Wherever the word "lvillachane" turns up in a line of the entries, copy that line.
[START OF Data provided]
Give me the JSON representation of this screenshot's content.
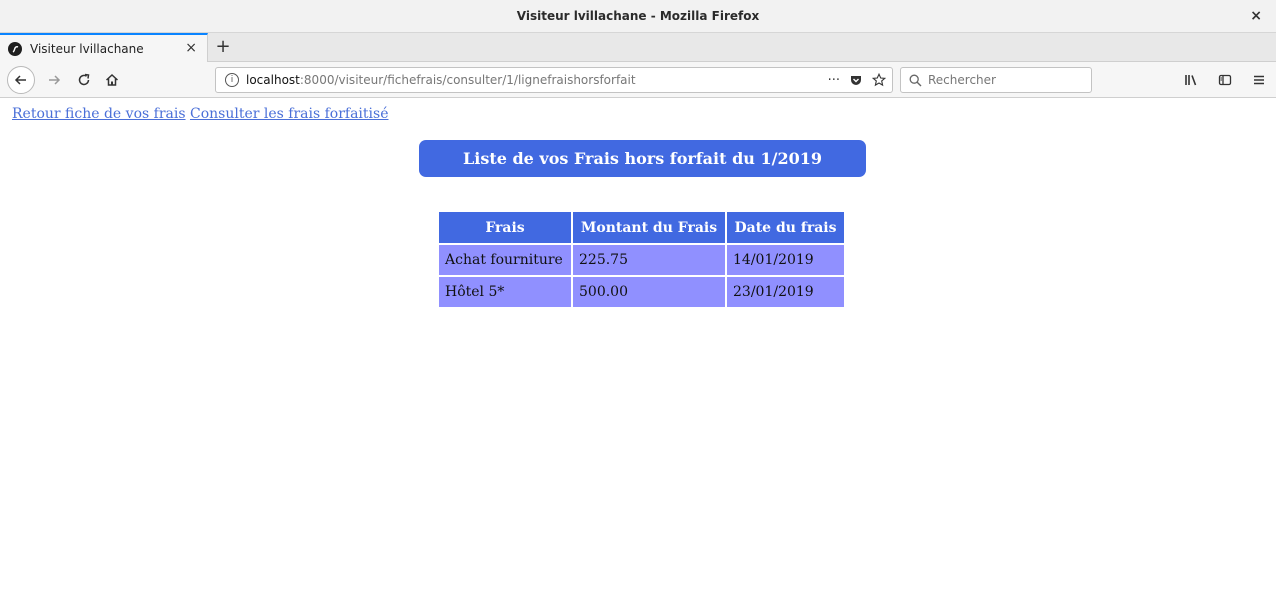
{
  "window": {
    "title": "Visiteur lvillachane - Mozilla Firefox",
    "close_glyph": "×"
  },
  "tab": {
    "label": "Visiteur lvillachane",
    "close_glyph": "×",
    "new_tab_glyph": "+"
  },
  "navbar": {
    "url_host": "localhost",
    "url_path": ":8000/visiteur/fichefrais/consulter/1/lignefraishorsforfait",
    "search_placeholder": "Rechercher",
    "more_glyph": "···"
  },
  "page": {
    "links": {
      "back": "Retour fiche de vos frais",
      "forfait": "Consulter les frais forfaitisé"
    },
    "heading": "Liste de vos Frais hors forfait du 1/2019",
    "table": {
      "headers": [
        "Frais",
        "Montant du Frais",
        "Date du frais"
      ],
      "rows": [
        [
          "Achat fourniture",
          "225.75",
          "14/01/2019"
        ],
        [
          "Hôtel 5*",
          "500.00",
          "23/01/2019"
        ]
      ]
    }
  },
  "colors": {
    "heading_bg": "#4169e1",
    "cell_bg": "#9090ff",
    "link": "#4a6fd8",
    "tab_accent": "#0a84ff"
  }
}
[END OF Data provided]
■ **Answer in full**:
    "title": "Visiteur lvillachane - Mozilla Firefox",
    "label": "Visiteur lvillachane",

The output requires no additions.